• EXTRACTED INFORMATION
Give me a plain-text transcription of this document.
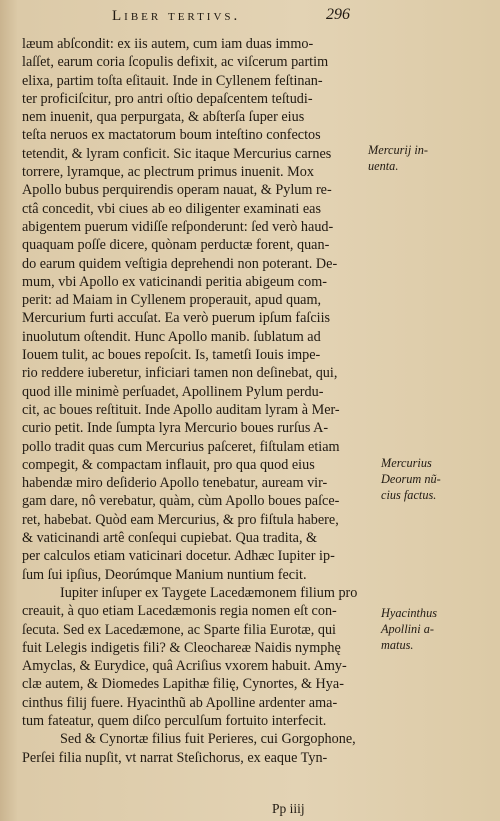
Liber tertivs.	296
læum abſcondit: ex iis autem, cum iam duas immo-
laſſet, earum coria ſcopulis defixit, ac viſcerum partim
elixa, partim toſta eſitauit. Inde in Cyllenem feſtinan-
ter proficiſcitur, pro antri oſtio depaſcentem teſtudi-
nem inuenit, qua perpurgata, & abſterſa ſuper eius
teſta neruos ex mactatorum boum inteſtino confectos
tetendit, & lyram conficit. Sic itaque Mercurius carnes
torrere, lyramque, ac plectrum primus inuenit. Mox
Apollo bubus perquirendis operam nauat, & Pylum re-
ctâ concedit, vbi ciues ab eo diligenter examinati eas
abigentem puerum vidiſſe reſponderunt: ſed verò haud-
quaquam poſſe dicere, quònam perductæ forent, quan-
do earum quidem veſtigia deprehendi non poterant. De-
mum, vbi Apollo ex vaticinandi peritia abigeum com-
perit: ad Maiam in Cyllenem properauit, apud quam,
Mercurium furti accuſat. Ea verò puerum ipſum faſciis
inuolutum oſtendit. Hunc Apollo manib. ſublatum ad
Iouem tulit, ac boues repoſcit. Is, tametſi Iouis impe-
rio reddere iuberetur, inficiari tamen non deſinebat, qui,
quod ille minimè perſuadet, Apollinem Pylum perdu-
cit, ac boues reſtituit. Inde Apollo auditam lyram à Mer-
curio petit. Inde ſumpta lyra Mercurio boues rurſus A-
pollo tradit quas cum Mercurius paſceret, fiſtulam etiam
compegit, & compactam inflauit, pro qua quod eius
habendæ miro deſiderio Apollo tenebatur, auream vir-
gam dare, nô verebatur, quàm, cùm Apollo boues paſce-
ret, habebat. Quòd eam Mercurius, & pro fiſtula habere,
& vaticinandi artê conſequi cupiebat. Qua tradita, &
per calculos etiam vaticinari docetur. Adhæc Iupiter ip-
ſum ſui ipſius, Deorúmque Manium nuntium fecit.
Iupiter inſuper ex Taygete Lacedæmonem filium pro
creauit, à quo etiam Lacedæmonis regia nomen eſt con-
ſecuta. Sed ex Lacedæmone, ac Sparte filia Eurotæ, qui
fuit Lelegis indigetis fili? & Cleochareæ Naidis nymphę
Amyclas, & Eurydice, quâ Acriſius vxorem habuit. Amy-
clæ autem, & Diomedes Lapithæ filię, Cynortes, & Hya-
cinthus filij fuere. Hyacinthũ ab Apolline ardenter ama-
tum fateatur, quem diſco perculſum fortuito interfecit.
Sed & Cynortæ filius fuit Perieres, cui Gorgophone,
Perſei filia nupſit, vt narrat Steſichorus, ex eaque Tyn-
Mercurij in-
uenta.
Mercurius
Deorum nũ-
cius factus.
Hyacinthus
Apollini a-
matus.
Pp iiij
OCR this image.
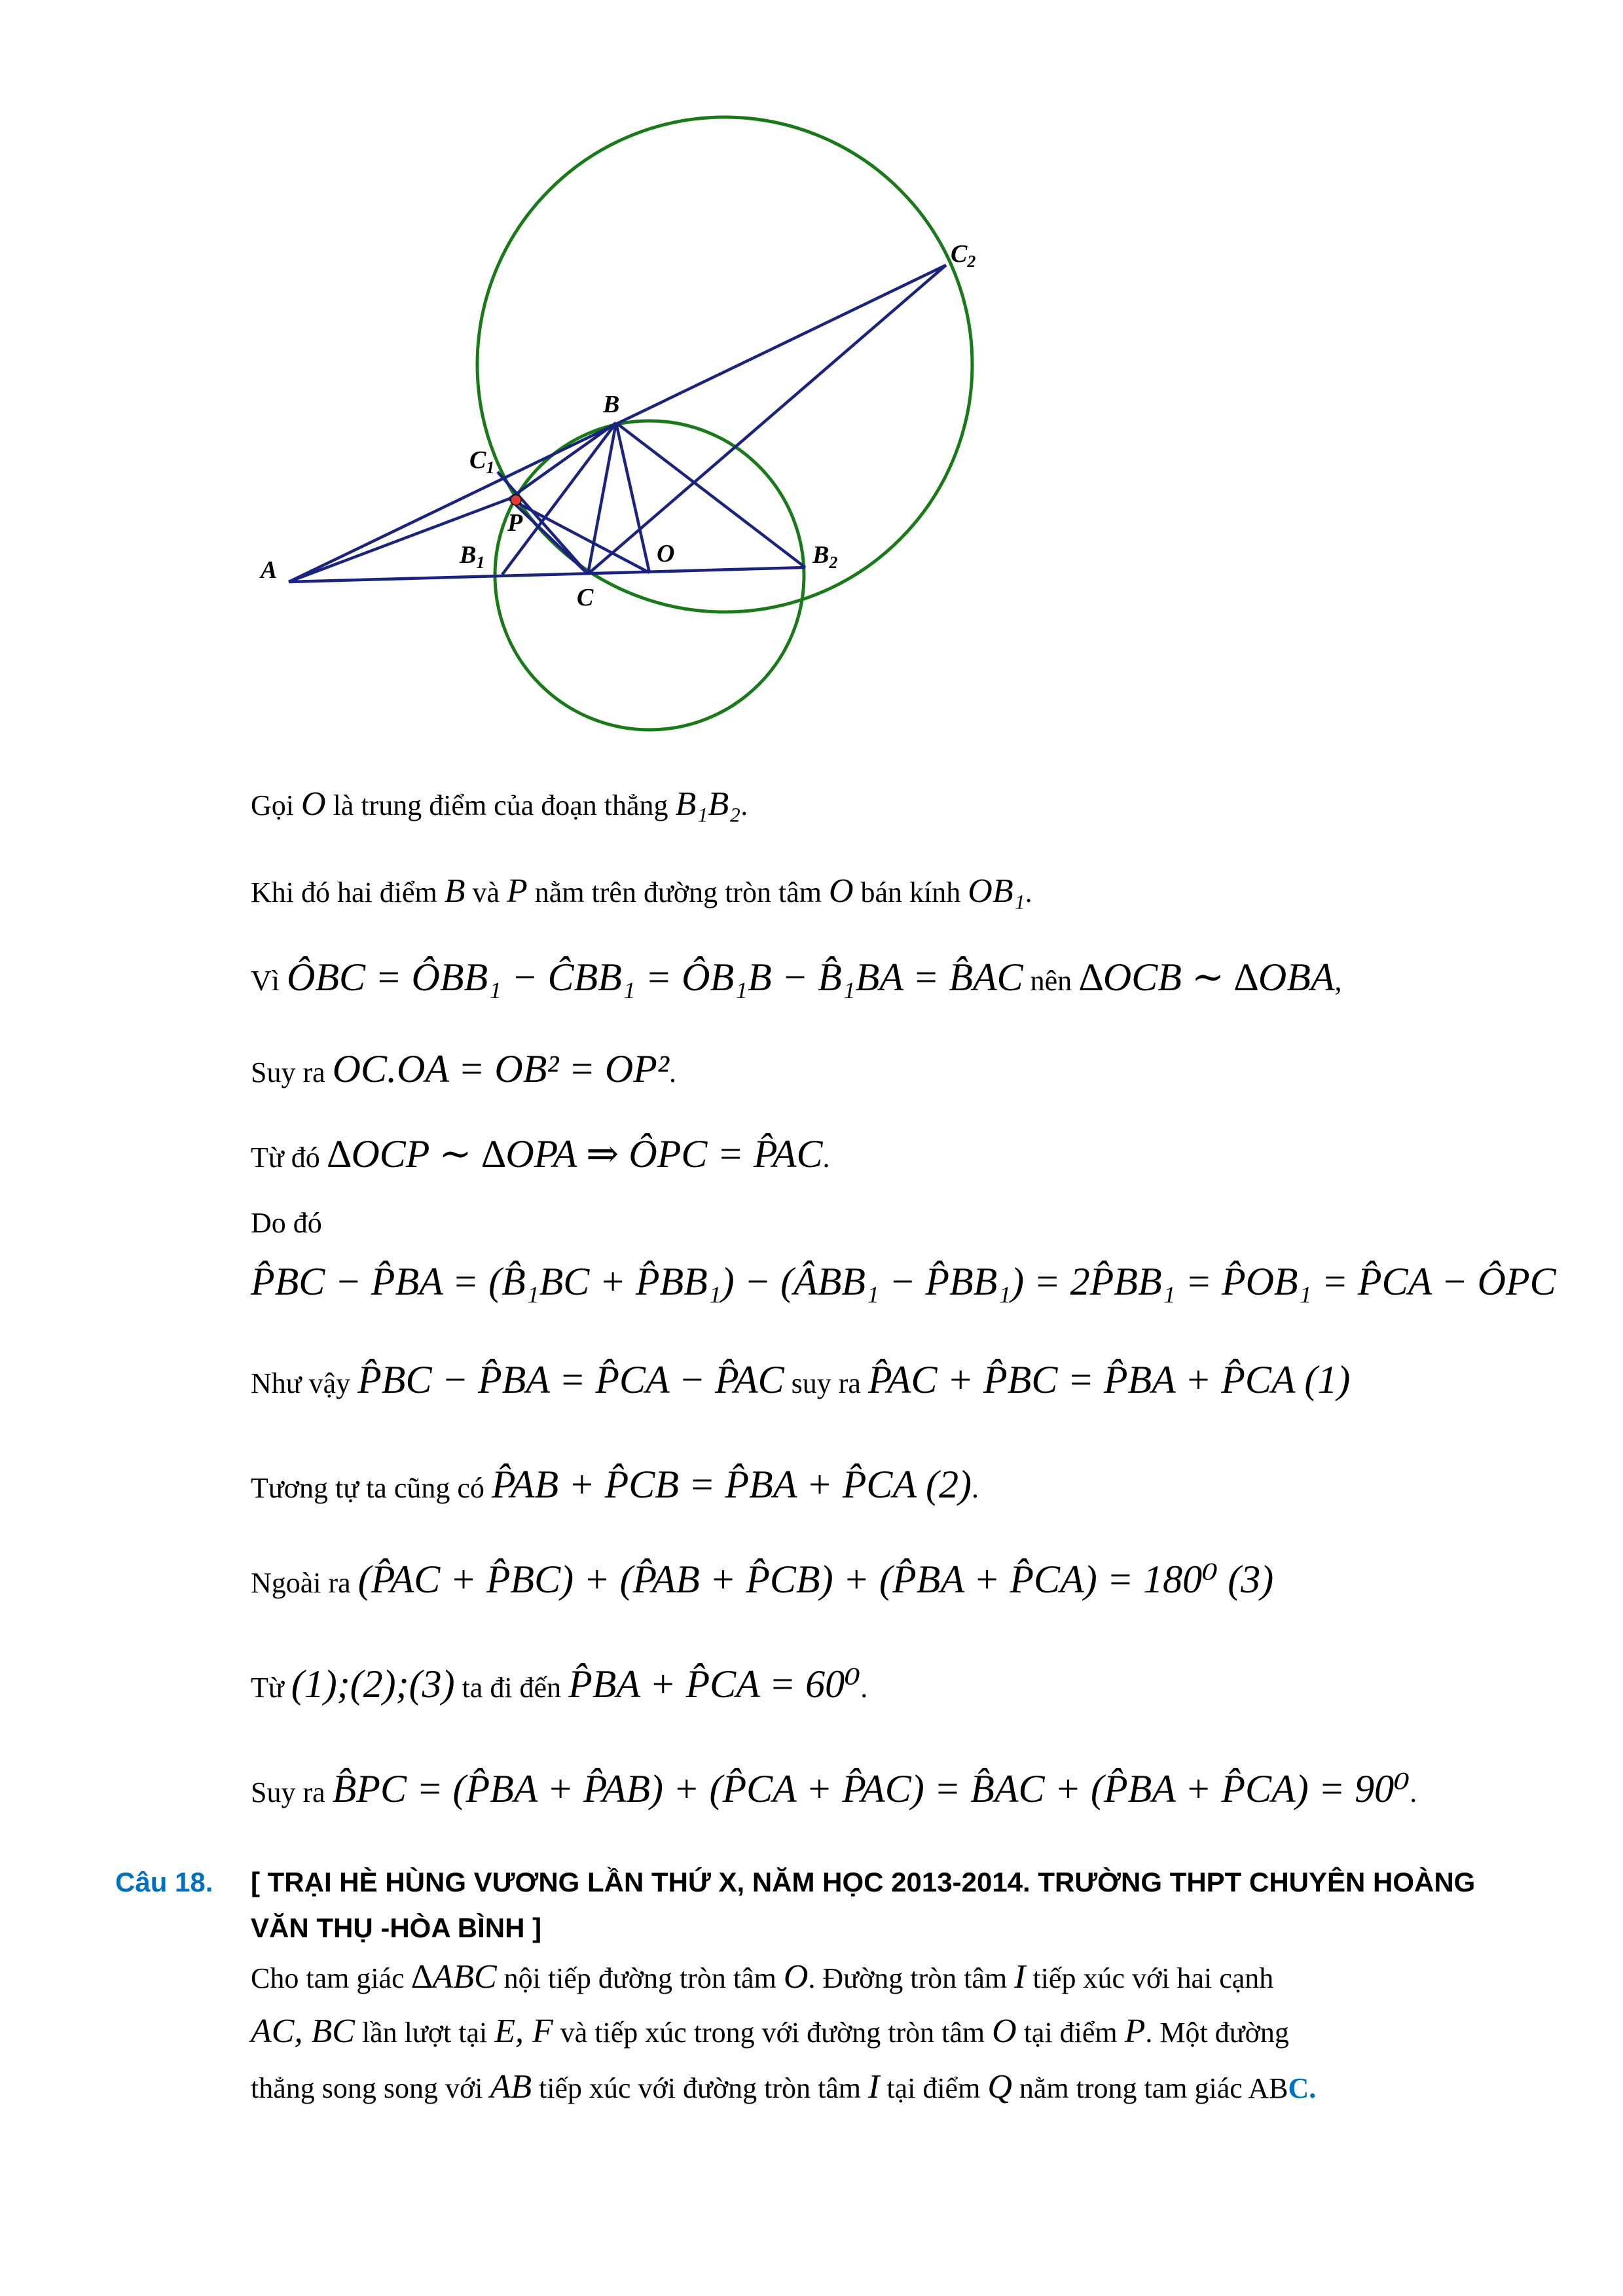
A
B
C
O
P
$B_1$	$B_2$
$C_1$
$C_2$
Gọi O là trung điểm của đoạn thẳng B₁B₂.
Khi đó hai điểm B và P nằm trên đường tròn tâm O bán kính OB₁.
Vì ÔBC = ÔBB₁ − ĈBB₁ = ÔB₁B − B̂₁BA = B̂AC nên ∆OCB ∼ ∆OBA,
Suy ra OC.OA = OB² = OP².
Từ đó ∆OCP ∼ ∆OPA ⇒ ÔPC = P̂AC.
Do đó
P̂BC − P̂BA = (B̂₁BC + P̂BB₁) − (ÂBB₁ − P̂BB₁) = 2P̂BB₁ = P̂OB₁ = P̂CA − ÔPC
Như vậy P̂BC − P̂BA = P̂CA − P̂AC suy ra P̂AC + P̂BC = P̂BA + P̂CA (1)
Tương tự ta cũng có P̂AB + P̂CB = P̂BA + P̂CA (2).
Ngoài ra (P̂AC + P̂BC) + (P̂AB + P̂CB) + (P̂BA + P̂CA) = 180⁰ (3)
Từ (1);(2);(3) ta đi đến P̂BA + P̂CA = 60⁰.
Suy ra B̂PC = (P̂BA + P̂AB) + (P̂CA + P̂AC) = B̂AC + (P̂BA + P̂CA) = 90⁰.
Câu 18. [ TRẠI HÈ HÙNG VƯƠNG LẦN THỨ X, NĂM HỌC 2013-2014. TRƯỜNG THPT CHUYÊN HOÀNG
VĂN THỤ -HÒA BÌNH ]
Cho tam giác ∆ABC nội tiếp đường tròn tâm O. Đường tròn tâm I tiếp xúc với hai cạnh
AC, BC lần lượt tại E, F và tiếp xúc trong với đường tròn tâm O tại điểm P. Một đường
thẳng song song với AB tiếp xúc với đường tròn tâm I tại điểm Q nằm trong tam giác ABC.
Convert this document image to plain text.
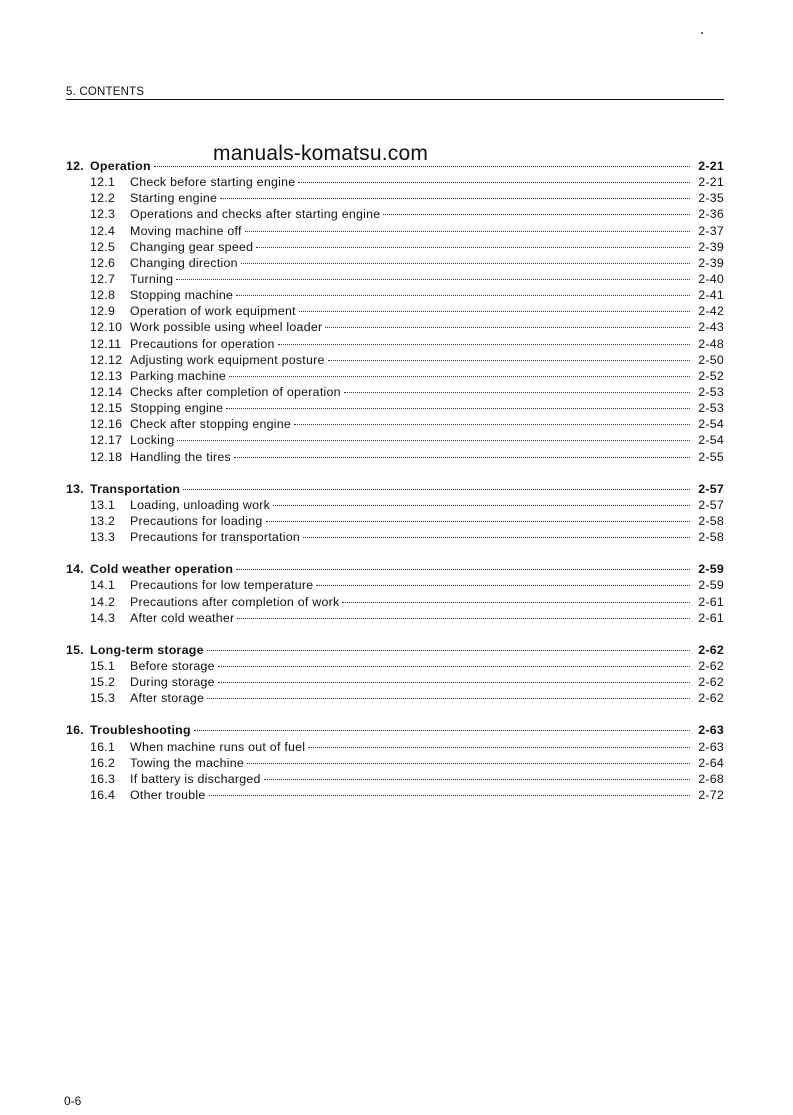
5. CONTENTS
manuals-komatsu.com
12. Operation	2-21
12.1	Check before starting engine	2-21
12.2	Starting engine	2-35
12.3	Operations and checks after starting engine	2-36
12.4	Moving machine off	2-37
12.5	Changing gear speed	2-39
12.6	Changing direction	2-39
12.7	Turning	2-40
12.8	Stopping machine	2-41
12.9	Operation of work equipment	2-42
12.10 Work possible using wheel loader	2-43
12.11 Precautions for operation	2-48
12.12 Adjusting work equipment posture	2-50
12.13 Parking machine	2-52
12.14 Checks after completion of operation	2-53
12.15 Stopping engine	2-53
12.16 Check after stopping engine	2-54
12.17 Locking	2-54
12.18 Handling the tires	2-55
13. Transportation	2-57
13.1	Loading, unloading work	2-57
13.2	Precautions for loading	2-58
13.3	Precautions for transportation	2-58
14. Cold weather operation	2-59
14.1	Precautions for low temperature	2-59
14.2	Precautions after completion of work	2-61
14.3	After cold weather	2-61
15. Long-term storage	2-62
15.1	Before storage	2-62
15.2	During storage	2-62
15.3	After storage	2-62
16. Troubleshooting	2-63
16.1	When machine runs out of fuel	2-63
16.2	Towing the machine	2-64
16.3	If battery is discharged	2-68
16.4	Other trouble	2-72
0-6
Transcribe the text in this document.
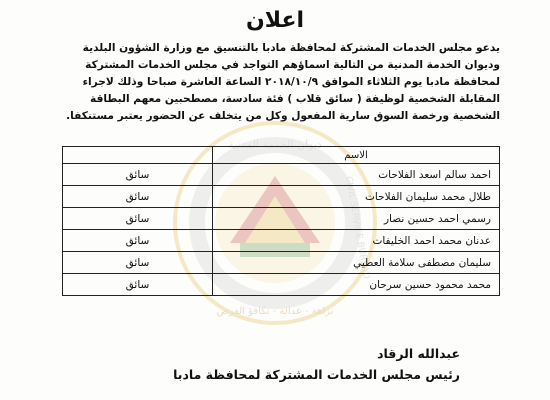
ديوان الخدمة المدنية
CIVIL SERVICE BUREAU
نزاهة - عدالة - تكافؤ الفرص
اعلان
يدعو مجلس الخدمات المشتركة لمحافظة مادبا بالتنسيق مع وزارة الشؤون البلدية
وديوان الخدمة المدنية من التالية اسماؤهم التواجد في مجلس الخدمات المشتركة
لمحافظة مادبا يوم الثلاثاء الموافق ٢٠١٨/١٠/٩ الساعة العاشرة صباحا وذلك لاجراء
المقابلة الشخصية لوظيفة ( سائق قلاب ) فئة سادسة، مصطحبين معهم البطاقة
الشخصية ورخصة السوق سارية المفعول وكل من يتخلف عن الحضور يعتبر مستنكفا.
الاسم	
احمد سالم اسعد الفلاحات	سائق
طلال محمد سليمان الفلاحات	سائق
رسمي احمد حسين نصار	سائق
عدنان محمد احمد الخليفات	سائق
سليمان مصطفى سلامة العطيي	سائق
محمد محمود حسين سرحان	سائق
عبدالله الرقاد
رئيس مجلس الخدمات المشتركة لمحافظة مادبا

• GIVEN REQUEST
Write out the whole listing again, exactly, with no pictures.

• EXERCISE OUTPUT
Give me a plain-text transcription of this document.
Liber tertivs.	296
læum abſcondit: ex iis autem, cum iam duas immo-
laſſet, earum coria ſcopulis defixit, ac viſcerum partim
elixa, partim toſta eſitauit. Inde in Cyllenem feſtinan-
ter proficiſcitur, pro antri oſtio depaſcentem teſtudi-
nem inuenit, qua perpurgata, & abſterſa ſuper eius
teſta neruos ex mactatorum boum inteſtino confectos
tetendit, & lyram conficit. Sic itaque Mercurius carnes
torrere, lyramque, ac plectrum primus inuenit. Mox
Apollo bubus perquirendis operam nauat, & Pylum re-
ctâ concedit, vbi ciues ab eo diligenter examinati eas
abigentem puerum vidiſſe reſponderunt: ſed verò haud-
quaquam poſſe dicere, quònam perductæ forent, quan-
do earum quidem veſtigia deprehendi non poterant. De-
mum, vbi Apollo ex vaticinandi peritia abigeum com-
perit: ad Maiam in Cyllenem properauit, apud quam,
Mercurium furti accuſat. Ea verò puerum ipſum faſciis
inuolutum oſtendit. Hunc Apollo manib. ſublatum ad
Iouem tulit, ac boues repoſcit. Is, tametſi Iouis impe-
rio reddere iuberetur, inficiari tamen non deſinebat, qui,
quod ille minimè perſuadet, Apollinem Pylum perdu-
cit, ac boues reſtituit. Inde Apollo auditam lyram à Mer-
curio petit. Inde ſumpta lyra Mercurio boues rurſus A-
pollo tradit quas cum Mercurius paſceret, fiſtulam etiam
compegit, & compactam inflauit, pro qua quod eius
habendæ miro deſiderio Apollo tenebatur, auream vir-
gam dare, nô verebatur, quàm, cùm Apollo boues paſce-
ret, habebat. Quòd eam Mercurius, & pro fiſtula habere,
& vaticinandi artê conſequi cupiebat. Qua tradita, &
per calculos etiam vaticinari docetur. Adhæc Iupiter ip-
ſum ſui ipſius, Deorúmque Manium nuntium fecit.
Iupiter inſuper ex Taygete Lacedæmonem filium pro
creauit, à quo etiam Lacedæmonis regia nomen eſt con-
ſecuta. Sed ex Lacedæmone, ac Sparte filia Eurotæ, qui
fuit Lelegis indigetis fili? & Cleochareæ Naidis nymphę
Amyclas, & Eurydice, quâ Acriſius vxorem habuit. Amy-
clæ autem, & Diomedes Lapithæ filię, Cynortes, & Hya-
cinthus filij fuere. Hyacinthũ ab Apolline ardenter ama-
tum fateatur, quem diſco perculſum fortuito interfecit.
Sed & Cynortæ filius fuit Perieres, cui Gorgophone,
Perſei filia nupſit, vt narrat Steſichorus, ex eaque Tyn-
Mercurij in-
uenta.
Mercurius
Deorum nũ-
cius factus.
Hyacinthus
Apollini a-
matus.
Pp iiij
OCR this image.
A
B
C
O
P
$B_1$	$B_2$
$C_1$
$C_2$
Gọi O là trung điểm của đoạn thẳng B₁B₂.
Khi đó hai điểm B và P nằm trên đường tròn tâm O bán kính OB₁.
Vì ÔBC = ÔBB₁ − ĈBB₁ = ÔB₁B − B̂₁BA = B̂AC nên ∆OCB ∼ ∆OBA,
Suy ra OC.OA = OB² = OP².
Từ đó ∆OCP ∼ ∆OPA ⇒ ÔPC = P̂AC.
Do đó
P̂BC − P̂BA = (B̂₁BC + P̂BB₁) − (ÂBB₁ − P̂BB₁) = 2P̂BB₁ = P̂OB₁ = P̂CA − ÔPC
Như vậy P̂BC − P̂BA = P̂CA − P̂AC suy ra P̂AC + P̂BC = P̂BA + P̂CA (1)
Tương tự ta cũng có P̂AB + P̂CB = P̂BA + P̂CA (2).
Ngoài ra (P̂AC + P̂BC) + (P̂AB + P̂CB) + (P̂BA + P̂CA) = 180⁰ (3)
Từ (1);(2);(3) ta đi đến P̂BA + P̂CA = 60⁰.
Suy ra B̂PC = (P̂BA + P̂AB) + (P̂CA + P̂AC) = B̂AC + (P̂BA + P̂CA) = 90⁰.
Câu 18. [ TRẠI HÈ HÙNG VƯƠNG LẦN THỨ X, NĂM HỌC 2013-2014. TRƯỜNG THPT CHUYÊN HOÀNG
VĂN THỤ -HÒA BÌNH ]
Cho tam giác ∆ABC nội tiếp đường tròn tâm O. Đường tròn tâm I tiếp xúc với hai cạnh
AC, BC lần lượt tại E, F và tiếp xúc trong với đường tròn tâm O tại điểm P. Một đường
thẳng song song với AB tiếp xúc với đường tròn tâm I tại điểm Q nằm trong tam giác ABC.
Convert this document image to plain text.
5. CONTENTS
manuals-komatsu.com
12. Operation	2-21
12.1	Check before starting engine	2-21
12.2	Starting engine	2-35
12.3	Operations and checks after starting engine	2-36
12.4	Moving machine off	2-37
12.5	Changing gear speed	2-39
12.6	Changing direction	2-39
12.7	Turning	2-40
12.8	Stopping machine	2-41
12.9	Operation of work equipment	2-42
12.10 Work possible using wheel loader	2-43
12.11 Precautions for operation	2-48
12.12 Adjusting work equipment posture	2-50
12.13 Parking machine	2-52
12.14 Checks after completion of operation	2-53
12.15 Stopping engine	2-53
12.16 Check after stopping engine	2-54
12.17 Locking	2-54
12.18 Handling the tires	2-55
13. Transportation	2-57
13.1	Loading, unloading work	2-57
13.2	Precautions for loading	2-58
13.3	Precautions for transportation	2-58
14. Cold weather operation	2-59
14.1	Precautions for low temperature	2-59
14.2	Precautions after completion of work	2-61
14.3	After cold weather	2-61
15. Long-term storage	2-62
15.1	Before storage	2-62
15.2	During storage	2-62
15.3	After storage	2-62
16. Troubleshooting	2-63
16.1	When machine runs out of fuel	2-63
16.2	Towing the machine	2-64
16.3	If battery is discharged	2-68
16.4	Other trouble	2-72
0-6
Transcribe the text in this document.
ديوان الخدمة المدنية
CIVIL SERVICE BUREAU
نزاهة - عدالة - تكافؤ الفرص
اعلان
يدعو مجلس الخدمات المشتركة لمحافظة مادبا بالتنسيق مع وزارة الشؤون البلدية
وديوان الخدمة المدنية من التالية اسماؤهم التواجد في مجلس الخدمات المشتركة
لمحافظة مادبا يوم الثلاثاء الموافق ٢٠١٨/١٠/٩ الساعة العاشرة صباحا وذلك لاجراء
المقابلة الشخصية لوظيفة ( سائق قلاب ) فئة سادسة، مصطحبين معهم البطاقة
الشخصية ورخصة السوق سارية المفعول وكل من يتخلف عن الحضور يعتبر مستنكفا.
الاسم	
احمد سالم اسعد الفلاحات	سائق
طلال محمد سليمان الفلاحات	سائق
رسمي احمد حسين نصار	سائق
عدنان محمد احمد الخليفات	سائق
سليمان مصطفى سلامة العطيي	سائق
محمد محمود حسين سرحان	سائق
عبدالله الرقاد
رئيس مجلس الخدمات المشتركة لمحافظة مادبا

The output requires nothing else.